▶ _Exercise details_:
Print the records below exactly as they appear.
>> Begin
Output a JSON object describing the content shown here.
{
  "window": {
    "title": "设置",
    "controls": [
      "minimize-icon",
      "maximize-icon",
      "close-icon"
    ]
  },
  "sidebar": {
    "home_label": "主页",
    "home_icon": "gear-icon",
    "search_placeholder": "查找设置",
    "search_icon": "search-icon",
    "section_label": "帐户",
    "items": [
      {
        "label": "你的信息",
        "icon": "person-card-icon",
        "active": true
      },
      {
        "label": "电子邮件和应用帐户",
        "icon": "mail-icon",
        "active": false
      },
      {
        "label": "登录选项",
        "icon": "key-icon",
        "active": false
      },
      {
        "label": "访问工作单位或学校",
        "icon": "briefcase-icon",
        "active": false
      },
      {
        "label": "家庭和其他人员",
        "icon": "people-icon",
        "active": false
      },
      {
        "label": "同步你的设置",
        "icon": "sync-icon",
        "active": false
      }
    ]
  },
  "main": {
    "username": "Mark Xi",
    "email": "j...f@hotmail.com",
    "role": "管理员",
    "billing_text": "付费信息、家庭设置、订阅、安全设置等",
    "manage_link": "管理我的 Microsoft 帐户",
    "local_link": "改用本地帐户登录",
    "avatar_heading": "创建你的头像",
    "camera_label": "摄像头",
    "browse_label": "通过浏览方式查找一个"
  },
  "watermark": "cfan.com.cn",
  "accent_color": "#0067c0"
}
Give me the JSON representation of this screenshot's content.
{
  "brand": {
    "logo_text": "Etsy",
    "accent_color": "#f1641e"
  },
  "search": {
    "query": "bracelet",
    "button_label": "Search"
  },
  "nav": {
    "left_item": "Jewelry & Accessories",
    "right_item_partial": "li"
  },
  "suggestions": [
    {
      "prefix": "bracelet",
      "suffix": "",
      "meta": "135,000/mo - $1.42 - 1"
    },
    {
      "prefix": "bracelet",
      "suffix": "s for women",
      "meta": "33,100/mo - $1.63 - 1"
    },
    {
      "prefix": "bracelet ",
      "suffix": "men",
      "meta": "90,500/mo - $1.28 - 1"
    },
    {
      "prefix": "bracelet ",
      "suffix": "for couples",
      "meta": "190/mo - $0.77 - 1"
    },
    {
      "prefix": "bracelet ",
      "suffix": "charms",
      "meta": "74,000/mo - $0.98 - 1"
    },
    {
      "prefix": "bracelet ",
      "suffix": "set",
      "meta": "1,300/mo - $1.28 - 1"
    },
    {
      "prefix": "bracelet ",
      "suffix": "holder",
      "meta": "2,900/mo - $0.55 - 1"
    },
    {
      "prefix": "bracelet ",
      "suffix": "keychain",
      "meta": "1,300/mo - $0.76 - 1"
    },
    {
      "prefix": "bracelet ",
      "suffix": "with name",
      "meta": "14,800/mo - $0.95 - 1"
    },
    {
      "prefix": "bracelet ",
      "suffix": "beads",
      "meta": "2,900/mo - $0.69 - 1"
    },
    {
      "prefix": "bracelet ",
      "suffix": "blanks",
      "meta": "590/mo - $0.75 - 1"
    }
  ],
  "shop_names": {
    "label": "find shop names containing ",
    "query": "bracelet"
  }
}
>> End
▶ _Finished task_:
Output a JSON object describing the content shown here.
{
  "window": {
    "title": "设置",
    "controls": [
      "minimize-icon",
      "maximize-icon",
      "close-icon"
    ]
  },
  "sidebar": {
    "home_label": "主页",
    "home_icon": "gear-icon",
    "search_placeholder": "查找设置",
    "search_icon": "search-icon",
    "section_label": "帐户",
    "items": [
      {
        "label": "你的信息",
        "icon": "person-card-icon",
        "active": true
      },
      {
        "label": "电子邮件和应用帐户",
        "icon": "mail-icon",
        "active": false
      },
      {
        "label": "登录选项",
        "icon": "key-icon",
        "active": false
      },
      {
        "label": "访问工作单位或学校",
        "icon": "briefcase-icon",
        "active": false
      },
      {
        "label": "家庭和其他人员",
        "icon": "people-icon",
        "active": false
      },
      {
        "label": "同步你的设置",
        "icon": "sync-icon",
        "active": false
      }
    ]
  },
  "main": {
    "username": "Mark Xi",
    "email": "j...f@hotmail.com",
    "role": "管理员",
    "billing_text": "付费信息、家庭设置、订阅、安全设置等",
    "manage_link": "管理我的 Microsoft 帐户",
    "local_link": "改用本地帐户登录",
    "avatar_heading": "创建你的头像",
    "camera_label": "摄像头",
    "browse_label": "通过浏览方式查找一个"
  },
  "watermark": "cfan.com.cn",
  "accent_color": "#0067c0"
}
Give me the JSON representation of this screenshot's content.
{
  "brand": {
    "logo_text": "Etsy",
    "accent_color": "#f1641e"
  },
  "search": {
    "query": "bracelet",
    "button_label": "Search"
  },
  "nav": {
    "left_item": "Jewelry & Accessories",
    "right_item_partial": "li"
  },
  "suggestions": [
    {
      "prefix": "bracelet",
      "suffix": "",
      "meta": "135,000/mo - $1.42 - 1"
    },
    {
      "prefix": "bracelet",
      "suffix": "s for women",
      "meta": "33,100/mo - $1.63 - 1"
    },
    {
      "prefix": "bracelet ",
      "suffix": "men",
      "meta": "90,500/mo - $1.28 - 1"
    },
    {
      "prefix": "bracelet ",
      "suffix": "for couples",
      "meta": "190/mo - $0.77 - 1"
    },
    {
      "prefix": "bracelet ",
      "suffix": "charms",
      "meta": "74,000/mo - $0.98 - 1"
    },
    {
      "prefix": "bracelet ",
      "suffix": "set",
      "meta": "1,300/mo - $1.28 - 1"
    },
    {
      "prefix": "bracelet ",
      "suffix": "holder",
      "meta": "2,900/mo - $0.55 - 1"
    },
    {
      "prefix": "bracelet ",
      "suffix": "keychain",
      "meta": "1,300/mo - $0.76 - 1"
    },
    {
      "prefix": "bracelet ",
      "suffix": "with name",
      "meta": "14,800/mo - $0.95 - 1"
    },
    {
      "prefix": "bracelet ",
      "suffix": "beads",
      "meta": "2,900/mo - $0.69 - 1"
    },
    {
      "prefix": "bracelet ",
      "suffix": "blanks",
      "meta": "590/mo - $0.75 - 1"
    }
  ],
  "shop_names": {
    "label": "find shop names containing ",
    "query": "bracelet"
  }
}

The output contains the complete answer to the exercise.